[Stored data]
• • • • • • •

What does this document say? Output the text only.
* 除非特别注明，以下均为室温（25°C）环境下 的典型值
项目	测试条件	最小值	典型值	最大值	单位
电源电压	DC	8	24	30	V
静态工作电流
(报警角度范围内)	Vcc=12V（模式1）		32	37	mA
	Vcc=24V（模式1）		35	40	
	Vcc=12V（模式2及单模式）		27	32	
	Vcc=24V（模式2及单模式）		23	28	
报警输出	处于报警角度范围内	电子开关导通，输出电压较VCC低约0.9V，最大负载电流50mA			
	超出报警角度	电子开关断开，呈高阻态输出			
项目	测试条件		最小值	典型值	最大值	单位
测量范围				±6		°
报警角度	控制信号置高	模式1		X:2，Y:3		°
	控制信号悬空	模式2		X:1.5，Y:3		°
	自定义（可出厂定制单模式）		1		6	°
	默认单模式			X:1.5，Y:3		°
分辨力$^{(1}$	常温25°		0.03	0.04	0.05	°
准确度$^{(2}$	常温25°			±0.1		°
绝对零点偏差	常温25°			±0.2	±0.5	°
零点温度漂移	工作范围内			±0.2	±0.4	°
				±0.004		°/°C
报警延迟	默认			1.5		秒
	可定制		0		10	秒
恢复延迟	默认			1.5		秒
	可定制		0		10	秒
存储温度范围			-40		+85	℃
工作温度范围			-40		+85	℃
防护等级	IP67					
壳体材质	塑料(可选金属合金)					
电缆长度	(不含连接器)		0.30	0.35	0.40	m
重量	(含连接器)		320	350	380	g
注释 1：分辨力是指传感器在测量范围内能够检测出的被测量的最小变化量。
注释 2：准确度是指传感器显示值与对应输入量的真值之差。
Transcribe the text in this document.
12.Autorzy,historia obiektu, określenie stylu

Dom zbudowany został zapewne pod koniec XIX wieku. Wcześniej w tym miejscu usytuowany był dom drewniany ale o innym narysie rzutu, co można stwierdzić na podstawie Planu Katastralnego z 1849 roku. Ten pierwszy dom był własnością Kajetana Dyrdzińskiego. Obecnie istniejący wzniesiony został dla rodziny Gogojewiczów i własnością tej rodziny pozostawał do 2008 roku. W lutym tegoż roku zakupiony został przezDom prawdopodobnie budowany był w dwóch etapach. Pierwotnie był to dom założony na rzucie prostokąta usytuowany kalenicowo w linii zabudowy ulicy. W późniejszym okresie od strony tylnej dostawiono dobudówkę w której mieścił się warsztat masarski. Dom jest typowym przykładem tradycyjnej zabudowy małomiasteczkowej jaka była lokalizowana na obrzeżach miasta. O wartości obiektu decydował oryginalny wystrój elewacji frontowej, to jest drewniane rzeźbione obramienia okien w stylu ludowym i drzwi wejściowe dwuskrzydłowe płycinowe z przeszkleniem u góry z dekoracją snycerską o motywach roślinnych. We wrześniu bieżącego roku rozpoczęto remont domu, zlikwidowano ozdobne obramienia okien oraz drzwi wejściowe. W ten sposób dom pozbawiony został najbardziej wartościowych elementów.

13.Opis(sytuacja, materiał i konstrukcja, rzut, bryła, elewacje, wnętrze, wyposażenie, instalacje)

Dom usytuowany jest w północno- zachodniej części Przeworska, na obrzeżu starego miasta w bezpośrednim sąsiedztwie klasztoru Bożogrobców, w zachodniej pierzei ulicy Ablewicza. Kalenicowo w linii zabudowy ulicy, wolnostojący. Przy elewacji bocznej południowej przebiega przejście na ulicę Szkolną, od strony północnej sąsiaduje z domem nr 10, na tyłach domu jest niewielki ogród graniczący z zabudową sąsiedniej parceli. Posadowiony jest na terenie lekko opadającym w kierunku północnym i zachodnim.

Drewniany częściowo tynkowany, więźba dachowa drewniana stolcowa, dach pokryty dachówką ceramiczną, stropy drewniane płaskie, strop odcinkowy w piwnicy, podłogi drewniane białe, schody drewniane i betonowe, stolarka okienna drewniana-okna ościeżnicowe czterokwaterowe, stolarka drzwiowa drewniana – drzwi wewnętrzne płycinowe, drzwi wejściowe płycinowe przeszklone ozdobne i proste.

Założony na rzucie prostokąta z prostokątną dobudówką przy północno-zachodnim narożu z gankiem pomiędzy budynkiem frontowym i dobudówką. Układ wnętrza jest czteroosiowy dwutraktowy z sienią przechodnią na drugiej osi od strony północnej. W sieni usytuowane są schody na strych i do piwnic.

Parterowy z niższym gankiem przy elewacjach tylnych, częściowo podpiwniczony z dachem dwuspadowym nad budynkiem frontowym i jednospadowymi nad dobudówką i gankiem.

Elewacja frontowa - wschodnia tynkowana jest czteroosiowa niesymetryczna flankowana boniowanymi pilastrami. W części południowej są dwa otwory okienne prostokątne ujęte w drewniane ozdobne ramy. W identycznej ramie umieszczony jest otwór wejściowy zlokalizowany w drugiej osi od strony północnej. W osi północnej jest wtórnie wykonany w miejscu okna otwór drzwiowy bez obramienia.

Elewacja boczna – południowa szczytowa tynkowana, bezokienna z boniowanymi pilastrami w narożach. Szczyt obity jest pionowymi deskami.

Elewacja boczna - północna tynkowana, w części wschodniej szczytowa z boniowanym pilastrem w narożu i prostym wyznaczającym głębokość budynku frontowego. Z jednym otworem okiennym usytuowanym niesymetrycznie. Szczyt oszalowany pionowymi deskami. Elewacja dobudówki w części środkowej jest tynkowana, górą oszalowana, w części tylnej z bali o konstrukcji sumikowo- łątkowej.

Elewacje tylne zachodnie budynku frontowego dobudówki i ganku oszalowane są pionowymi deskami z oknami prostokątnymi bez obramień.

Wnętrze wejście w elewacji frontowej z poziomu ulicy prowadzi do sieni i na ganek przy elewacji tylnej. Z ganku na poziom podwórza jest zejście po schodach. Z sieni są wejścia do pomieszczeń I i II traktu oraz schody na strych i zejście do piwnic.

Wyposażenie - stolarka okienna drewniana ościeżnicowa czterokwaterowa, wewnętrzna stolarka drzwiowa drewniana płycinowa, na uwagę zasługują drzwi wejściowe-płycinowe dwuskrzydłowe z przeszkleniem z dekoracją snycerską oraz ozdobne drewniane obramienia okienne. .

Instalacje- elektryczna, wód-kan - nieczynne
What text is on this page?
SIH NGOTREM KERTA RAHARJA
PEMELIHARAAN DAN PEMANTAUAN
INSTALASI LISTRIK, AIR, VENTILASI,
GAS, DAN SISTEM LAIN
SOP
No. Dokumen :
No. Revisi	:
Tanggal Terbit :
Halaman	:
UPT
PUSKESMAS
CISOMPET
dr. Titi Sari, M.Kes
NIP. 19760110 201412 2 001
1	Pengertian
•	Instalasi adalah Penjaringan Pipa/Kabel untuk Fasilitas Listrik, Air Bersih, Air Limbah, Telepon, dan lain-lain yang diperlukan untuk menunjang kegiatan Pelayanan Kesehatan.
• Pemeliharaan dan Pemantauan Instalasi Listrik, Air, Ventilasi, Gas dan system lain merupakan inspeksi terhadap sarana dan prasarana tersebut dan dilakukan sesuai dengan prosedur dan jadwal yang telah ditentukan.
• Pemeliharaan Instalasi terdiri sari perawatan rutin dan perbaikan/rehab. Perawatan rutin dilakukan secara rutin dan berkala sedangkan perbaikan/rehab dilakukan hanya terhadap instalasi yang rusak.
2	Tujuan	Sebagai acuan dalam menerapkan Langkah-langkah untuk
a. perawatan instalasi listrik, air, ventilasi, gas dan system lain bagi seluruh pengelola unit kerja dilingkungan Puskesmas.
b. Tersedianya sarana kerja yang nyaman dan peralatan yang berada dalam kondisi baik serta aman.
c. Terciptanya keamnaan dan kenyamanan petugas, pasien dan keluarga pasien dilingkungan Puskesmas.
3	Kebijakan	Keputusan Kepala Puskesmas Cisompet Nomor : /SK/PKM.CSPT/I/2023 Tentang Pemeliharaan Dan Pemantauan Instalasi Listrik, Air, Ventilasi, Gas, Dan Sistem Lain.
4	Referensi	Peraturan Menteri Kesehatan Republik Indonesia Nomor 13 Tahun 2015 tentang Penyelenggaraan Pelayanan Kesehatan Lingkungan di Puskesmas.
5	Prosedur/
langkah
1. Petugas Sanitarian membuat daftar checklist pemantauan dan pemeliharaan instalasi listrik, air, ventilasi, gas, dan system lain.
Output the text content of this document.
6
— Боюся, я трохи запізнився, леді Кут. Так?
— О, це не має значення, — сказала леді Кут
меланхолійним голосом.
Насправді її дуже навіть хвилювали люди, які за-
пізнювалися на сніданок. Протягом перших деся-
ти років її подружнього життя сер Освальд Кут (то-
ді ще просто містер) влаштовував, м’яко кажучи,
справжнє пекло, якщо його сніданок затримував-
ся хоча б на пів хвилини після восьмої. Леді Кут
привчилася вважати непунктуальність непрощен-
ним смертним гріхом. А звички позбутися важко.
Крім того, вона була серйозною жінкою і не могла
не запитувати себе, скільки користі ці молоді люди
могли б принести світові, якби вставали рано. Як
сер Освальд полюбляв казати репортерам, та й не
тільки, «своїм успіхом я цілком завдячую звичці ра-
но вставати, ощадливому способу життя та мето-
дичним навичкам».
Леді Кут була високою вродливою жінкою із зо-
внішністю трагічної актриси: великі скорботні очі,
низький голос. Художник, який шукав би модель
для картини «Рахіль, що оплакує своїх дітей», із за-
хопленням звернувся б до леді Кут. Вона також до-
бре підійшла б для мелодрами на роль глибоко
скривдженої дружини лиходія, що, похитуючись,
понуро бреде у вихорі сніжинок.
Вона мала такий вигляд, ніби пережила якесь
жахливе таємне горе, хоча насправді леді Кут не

• • • • • • •

### Your task
Scan the listing above for the word "this" and copy every line that holds it.

### Complete response
What does this document say? Output the text only.
Transcribe the text in this document.
What text is on this page?
Output the text content of this document.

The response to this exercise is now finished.